Check each line of the data below for the word "daily", then extract the ones that have it.

# Collected data:

┌────────

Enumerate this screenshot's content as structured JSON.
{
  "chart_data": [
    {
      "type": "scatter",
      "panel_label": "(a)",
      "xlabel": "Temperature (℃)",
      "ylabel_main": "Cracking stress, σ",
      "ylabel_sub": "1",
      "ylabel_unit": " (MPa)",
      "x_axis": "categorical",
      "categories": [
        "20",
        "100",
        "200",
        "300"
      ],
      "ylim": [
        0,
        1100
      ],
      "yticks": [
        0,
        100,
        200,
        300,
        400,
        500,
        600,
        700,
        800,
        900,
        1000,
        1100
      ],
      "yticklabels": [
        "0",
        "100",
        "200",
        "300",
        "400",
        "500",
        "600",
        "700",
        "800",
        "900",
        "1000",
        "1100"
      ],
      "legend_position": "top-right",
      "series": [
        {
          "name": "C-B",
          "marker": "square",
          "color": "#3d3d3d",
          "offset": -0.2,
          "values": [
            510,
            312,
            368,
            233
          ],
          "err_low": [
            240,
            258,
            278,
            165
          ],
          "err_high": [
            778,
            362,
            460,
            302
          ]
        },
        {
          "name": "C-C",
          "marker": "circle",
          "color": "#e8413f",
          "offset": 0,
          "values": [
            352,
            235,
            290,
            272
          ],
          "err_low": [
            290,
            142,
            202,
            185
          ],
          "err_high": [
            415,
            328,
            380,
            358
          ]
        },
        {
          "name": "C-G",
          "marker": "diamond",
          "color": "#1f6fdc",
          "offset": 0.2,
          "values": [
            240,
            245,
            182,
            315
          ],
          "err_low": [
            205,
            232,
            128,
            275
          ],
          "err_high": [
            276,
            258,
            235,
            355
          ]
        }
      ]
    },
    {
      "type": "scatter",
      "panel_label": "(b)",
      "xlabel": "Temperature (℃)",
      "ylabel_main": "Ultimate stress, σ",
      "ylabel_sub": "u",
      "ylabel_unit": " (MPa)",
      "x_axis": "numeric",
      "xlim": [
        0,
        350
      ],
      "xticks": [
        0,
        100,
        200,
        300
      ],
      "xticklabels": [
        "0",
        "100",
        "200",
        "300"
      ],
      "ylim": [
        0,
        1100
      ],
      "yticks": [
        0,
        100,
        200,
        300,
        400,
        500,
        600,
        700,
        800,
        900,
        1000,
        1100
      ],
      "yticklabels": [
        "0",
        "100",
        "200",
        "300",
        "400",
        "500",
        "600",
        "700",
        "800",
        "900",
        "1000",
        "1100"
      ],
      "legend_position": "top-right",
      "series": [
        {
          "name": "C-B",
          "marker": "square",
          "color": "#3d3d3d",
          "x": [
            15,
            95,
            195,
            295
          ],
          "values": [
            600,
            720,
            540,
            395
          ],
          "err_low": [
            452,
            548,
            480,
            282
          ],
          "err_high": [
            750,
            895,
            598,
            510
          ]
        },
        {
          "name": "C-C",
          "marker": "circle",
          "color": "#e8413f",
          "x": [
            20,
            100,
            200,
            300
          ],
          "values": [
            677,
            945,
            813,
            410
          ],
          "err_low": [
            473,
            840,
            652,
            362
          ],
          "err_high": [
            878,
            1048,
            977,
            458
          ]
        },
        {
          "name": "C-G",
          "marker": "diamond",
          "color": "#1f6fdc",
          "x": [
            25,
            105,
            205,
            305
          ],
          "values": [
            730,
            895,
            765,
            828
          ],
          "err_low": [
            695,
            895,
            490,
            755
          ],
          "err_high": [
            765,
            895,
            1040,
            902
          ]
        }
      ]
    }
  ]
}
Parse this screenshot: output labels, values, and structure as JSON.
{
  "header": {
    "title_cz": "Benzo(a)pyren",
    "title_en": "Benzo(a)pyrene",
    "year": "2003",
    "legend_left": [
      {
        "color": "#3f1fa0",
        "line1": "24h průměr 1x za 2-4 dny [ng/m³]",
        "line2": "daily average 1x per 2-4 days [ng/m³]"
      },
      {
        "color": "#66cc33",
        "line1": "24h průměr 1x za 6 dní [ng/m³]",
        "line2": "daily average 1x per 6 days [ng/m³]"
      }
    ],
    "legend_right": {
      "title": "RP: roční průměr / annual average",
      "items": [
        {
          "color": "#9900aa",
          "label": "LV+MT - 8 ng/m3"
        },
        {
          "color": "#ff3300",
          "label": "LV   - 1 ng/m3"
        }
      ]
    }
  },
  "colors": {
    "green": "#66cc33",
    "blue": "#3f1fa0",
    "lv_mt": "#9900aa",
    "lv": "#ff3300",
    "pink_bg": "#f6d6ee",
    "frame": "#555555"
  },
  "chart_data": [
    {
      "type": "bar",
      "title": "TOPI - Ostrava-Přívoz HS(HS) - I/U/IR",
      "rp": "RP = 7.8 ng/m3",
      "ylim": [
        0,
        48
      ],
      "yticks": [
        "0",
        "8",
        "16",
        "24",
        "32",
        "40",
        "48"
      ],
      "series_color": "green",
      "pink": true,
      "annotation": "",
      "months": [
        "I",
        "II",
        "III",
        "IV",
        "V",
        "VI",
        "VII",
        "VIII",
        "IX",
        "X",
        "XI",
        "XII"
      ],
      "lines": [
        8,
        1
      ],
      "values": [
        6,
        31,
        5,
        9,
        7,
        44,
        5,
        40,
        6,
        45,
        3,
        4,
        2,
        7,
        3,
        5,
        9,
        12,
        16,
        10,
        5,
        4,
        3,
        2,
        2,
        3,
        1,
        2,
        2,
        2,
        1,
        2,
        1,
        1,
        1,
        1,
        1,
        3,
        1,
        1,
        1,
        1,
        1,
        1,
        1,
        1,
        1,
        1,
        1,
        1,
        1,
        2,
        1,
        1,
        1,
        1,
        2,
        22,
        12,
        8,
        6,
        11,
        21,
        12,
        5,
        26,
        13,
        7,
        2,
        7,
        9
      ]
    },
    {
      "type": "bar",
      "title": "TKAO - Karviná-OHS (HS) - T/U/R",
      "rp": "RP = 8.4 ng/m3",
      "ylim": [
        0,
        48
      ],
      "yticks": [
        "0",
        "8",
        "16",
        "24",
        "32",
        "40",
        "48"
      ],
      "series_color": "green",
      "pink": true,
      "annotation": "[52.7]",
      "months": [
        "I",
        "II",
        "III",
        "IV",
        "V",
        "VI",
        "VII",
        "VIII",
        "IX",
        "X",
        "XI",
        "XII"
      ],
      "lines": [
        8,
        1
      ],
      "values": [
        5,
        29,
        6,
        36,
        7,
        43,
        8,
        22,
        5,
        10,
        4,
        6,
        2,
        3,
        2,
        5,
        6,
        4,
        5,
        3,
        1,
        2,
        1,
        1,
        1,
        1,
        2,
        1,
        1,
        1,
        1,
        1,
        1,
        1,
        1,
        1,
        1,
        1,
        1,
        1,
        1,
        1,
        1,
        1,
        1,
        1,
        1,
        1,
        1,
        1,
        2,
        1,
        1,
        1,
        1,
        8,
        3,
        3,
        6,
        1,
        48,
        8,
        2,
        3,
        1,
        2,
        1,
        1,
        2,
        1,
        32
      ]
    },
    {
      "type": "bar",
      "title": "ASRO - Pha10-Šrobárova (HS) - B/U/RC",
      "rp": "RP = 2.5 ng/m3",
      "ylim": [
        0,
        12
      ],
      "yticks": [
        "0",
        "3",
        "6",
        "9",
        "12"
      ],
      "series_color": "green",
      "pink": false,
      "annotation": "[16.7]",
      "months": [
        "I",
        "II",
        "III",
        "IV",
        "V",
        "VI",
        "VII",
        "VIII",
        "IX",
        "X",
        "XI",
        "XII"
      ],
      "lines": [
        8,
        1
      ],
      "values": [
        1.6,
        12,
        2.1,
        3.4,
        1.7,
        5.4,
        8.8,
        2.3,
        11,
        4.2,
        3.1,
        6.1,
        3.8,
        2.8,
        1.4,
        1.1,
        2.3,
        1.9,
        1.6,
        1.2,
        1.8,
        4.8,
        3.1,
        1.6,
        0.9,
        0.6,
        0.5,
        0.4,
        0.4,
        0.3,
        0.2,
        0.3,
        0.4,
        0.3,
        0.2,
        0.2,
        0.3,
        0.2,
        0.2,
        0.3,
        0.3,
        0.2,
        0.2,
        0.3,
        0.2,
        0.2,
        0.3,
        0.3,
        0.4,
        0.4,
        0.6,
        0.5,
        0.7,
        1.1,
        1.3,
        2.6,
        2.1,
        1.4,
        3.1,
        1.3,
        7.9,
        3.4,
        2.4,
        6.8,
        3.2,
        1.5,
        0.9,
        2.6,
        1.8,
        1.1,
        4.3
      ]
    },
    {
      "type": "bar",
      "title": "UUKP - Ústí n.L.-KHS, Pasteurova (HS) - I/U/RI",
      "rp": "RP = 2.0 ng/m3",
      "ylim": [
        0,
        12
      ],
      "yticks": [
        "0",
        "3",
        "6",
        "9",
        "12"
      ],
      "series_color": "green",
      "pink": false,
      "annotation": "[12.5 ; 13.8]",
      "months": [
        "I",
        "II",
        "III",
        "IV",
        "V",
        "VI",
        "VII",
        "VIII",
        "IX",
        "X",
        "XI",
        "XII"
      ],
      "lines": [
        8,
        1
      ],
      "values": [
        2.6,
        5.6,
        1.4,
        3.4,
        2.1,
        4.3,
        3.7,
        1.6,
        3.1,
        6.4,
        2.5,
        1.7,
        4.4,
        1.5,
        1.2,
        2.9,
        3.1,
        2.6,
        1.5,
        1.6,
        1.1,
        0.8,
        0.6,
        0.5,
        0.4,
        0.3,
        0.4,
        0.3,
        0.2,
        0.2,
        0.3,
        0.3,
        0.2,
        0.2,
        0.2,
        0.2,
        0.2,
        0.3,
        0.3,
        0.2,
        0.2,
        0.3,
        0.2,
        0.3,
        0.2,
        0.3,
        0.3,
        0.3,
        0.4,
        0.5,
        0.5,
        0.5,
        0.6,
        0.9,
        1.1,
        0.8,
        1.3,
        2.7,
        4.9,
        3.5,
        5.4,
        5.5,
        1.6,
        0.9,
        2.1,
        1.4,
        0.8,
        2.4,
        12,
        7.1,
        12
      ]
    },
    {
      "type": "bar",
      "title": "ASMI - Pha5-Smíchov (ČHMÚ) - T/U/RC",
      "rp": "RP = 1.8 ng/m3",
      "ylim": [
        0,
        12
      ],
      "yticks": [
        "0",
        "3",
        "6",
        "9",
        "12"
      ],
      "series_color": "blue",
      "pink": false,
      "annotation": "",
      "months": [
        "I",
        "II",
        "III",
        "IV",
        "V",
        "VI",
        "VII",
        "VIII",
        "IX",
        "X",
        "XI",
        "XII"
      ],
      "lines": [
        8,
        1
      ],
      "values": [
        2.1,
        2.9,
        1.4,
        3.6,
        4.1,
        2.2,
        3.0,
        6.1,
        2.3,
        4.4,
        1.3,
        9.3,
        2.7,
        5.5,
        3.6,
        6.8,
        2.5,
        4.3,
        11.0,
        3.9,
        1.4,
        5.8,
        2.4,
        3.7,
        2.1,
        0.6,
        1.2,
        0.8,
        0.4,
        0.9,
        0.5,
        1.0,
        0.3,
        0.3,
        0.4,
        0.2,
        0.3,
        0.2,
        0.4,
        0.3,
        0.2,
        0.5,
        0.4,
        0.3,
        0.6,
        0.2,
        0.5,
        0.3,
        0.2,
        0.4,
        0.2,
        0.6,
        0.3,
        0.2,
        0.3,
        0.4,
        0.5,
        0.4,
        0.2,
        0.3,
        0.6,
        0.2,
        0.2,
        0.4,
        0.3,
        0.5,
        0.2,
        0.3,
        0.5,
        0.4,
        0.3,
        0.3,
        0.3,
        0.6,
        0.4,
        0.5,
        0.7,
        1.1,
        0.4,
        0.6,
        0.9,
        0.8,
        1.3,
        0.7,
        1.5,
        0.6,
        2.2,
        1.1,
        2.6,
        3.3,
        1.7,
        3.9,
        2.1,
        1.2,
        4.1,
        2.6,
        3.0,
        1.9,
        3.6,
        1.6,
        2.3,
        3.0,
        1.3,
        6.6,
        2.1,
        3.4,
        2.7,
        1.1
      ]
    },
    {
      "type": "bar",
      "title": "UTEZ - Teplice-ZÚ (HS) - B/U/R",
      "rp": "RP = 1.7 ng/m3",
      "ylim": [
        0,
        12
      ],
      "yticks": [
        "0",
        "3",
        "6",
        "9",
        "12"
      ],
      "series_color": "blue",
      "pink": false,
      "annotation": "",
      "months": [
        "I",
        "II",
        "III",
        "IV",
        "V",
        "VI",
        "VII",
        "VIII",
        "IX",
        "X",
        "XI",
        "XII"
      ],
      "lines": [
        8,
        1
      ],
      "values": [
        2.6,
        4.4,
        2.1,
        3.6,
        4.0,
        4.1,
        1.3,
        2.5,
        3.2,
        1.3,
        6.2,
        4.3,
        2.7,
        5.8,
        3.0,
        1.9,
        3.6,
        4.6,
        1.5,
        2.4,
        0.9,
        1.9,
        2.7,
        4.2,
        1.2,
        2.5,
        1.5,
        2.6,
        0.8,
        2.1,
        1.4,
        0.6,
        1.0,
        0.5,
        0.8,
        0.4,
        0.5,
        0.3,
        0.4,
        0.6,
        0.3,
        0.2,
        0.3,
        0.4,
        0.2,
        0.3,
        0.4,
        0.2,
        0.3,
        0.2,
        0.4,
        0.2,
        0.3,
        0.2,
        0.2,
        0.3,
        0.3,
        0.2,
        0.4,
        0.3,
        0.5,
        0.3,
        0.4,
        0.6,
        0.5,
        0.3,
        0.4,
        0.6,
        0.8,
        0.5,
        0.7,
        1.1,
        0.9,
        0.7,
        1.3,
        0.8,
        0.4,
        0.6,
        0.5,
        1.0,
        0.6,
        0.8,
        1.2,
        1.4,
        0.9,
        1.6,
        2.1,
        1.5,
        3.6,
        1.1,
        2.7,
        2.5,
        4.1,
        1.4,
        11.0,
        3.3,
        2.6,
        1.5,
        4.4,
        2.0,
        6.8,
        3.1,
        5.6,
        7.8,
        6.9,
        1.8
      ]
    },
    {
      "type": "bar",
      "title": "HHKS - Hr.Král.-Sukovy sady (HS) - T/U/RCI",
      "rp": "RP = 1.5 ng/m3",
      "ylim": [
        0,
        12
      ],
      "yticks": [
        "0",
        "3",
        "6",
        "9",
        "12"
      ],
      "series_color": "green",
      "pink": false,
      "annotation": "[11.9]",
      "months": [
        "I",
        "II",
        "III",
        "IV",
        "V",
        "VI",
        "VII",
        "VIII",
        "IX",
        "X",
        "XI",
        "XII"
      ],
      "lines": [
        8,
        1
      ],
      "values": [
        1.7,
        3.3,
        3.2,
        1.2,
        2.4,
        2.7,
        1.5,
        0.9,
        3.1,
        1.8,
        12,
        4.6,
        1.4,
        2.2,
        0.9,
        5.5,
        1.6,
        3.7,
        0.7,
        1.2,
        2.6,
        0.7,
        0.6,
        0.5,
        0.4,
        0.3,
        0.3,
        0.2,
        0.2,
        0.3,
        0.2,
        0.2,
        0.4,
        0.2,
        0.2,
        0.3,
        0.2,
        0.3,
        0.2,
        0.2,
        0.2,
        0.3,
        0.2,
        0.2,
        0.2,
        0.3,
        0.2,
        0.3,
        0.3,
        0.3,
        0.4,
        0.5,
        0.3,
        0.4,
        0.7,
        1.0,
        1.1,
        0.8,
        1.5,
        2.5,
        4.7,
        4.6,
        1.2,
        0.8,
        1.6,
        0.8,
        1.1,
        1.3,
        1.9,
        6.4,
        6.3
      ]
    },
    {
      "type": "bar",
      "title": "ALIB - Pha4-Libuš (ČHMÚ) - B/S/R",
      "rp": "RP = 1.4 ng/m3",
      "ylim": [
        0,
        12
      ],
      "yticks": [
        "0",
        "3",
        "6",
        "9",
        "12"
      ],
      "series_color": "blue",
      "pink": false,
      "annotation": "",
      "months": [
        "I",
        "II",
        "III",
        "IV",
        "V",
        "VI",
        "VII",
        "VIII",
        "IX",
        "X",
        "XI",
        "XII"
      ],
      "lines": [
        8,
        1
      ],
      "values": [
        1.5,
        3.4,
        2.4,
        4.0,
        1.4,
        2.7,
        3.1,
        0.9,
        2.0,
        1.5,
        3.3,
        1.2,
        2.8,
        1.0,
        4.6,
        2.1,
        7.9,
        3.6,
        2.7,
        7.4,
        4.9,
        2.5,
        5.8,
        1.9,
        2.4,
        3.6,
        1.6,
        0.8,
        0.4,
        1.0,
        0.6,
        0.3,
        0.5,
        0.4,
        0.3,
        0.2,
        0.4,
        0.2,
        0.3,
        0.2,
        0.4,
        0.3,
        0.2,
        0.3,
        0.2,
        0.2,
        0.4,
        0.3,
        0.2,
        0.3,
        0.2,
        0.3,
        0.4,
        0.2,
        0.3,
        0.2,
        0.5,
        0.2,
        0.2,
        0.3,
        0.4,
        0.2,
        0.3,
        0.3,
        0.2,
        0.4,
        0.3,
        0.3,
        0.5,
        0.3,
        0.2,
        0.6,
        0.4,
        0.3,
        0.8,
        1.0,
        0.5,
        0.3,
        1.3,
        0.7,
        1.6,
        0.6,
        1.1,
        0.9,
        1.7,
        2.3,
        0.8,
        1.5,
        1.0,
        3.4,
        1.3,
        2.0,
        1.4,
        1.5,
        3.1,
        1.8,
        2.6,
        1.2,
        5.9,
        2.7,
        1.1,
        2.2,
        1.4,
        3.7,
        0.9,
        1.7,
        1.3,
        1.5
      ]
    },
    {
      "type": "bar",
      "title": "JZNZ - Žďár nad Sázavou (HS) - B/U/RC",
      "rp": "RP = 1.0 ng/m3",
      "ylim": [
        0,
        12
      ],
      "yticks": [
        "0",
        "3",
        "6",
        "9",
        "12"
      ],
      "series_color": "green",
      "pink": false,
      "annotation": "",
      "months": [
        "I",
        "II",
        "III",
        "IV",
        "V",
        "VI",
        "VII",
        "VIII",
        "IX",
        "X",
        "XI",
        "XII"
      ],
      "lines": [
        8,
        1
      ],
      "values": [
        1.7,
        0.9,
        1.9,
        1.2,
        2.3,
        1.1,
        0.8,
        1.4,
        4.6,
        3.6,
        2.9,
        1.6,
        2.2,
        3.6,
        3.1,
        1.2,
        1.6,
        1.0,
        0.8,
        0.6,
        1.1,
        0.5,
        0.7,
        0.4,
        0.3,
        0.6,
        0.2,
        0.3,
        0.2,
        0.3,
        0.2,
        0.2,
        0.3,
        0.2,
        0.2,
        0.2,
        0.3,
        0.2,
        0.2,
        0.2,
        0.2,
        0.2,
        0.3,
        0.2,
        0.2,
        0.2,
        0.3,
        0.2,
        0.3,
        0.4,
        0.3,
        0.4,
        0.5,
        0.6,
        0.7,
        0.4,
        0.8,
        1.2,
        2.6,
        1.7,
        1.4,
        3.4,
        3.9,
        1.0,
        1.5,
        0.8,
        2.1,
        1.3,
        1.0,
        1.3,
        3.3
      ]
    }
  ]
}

└────────

# Reply to the exercise:
        "line2": "daily average 1x per 2-4 days [ng/m³]"
        "line2": "daily average 1x per 6 days [ng/m³]"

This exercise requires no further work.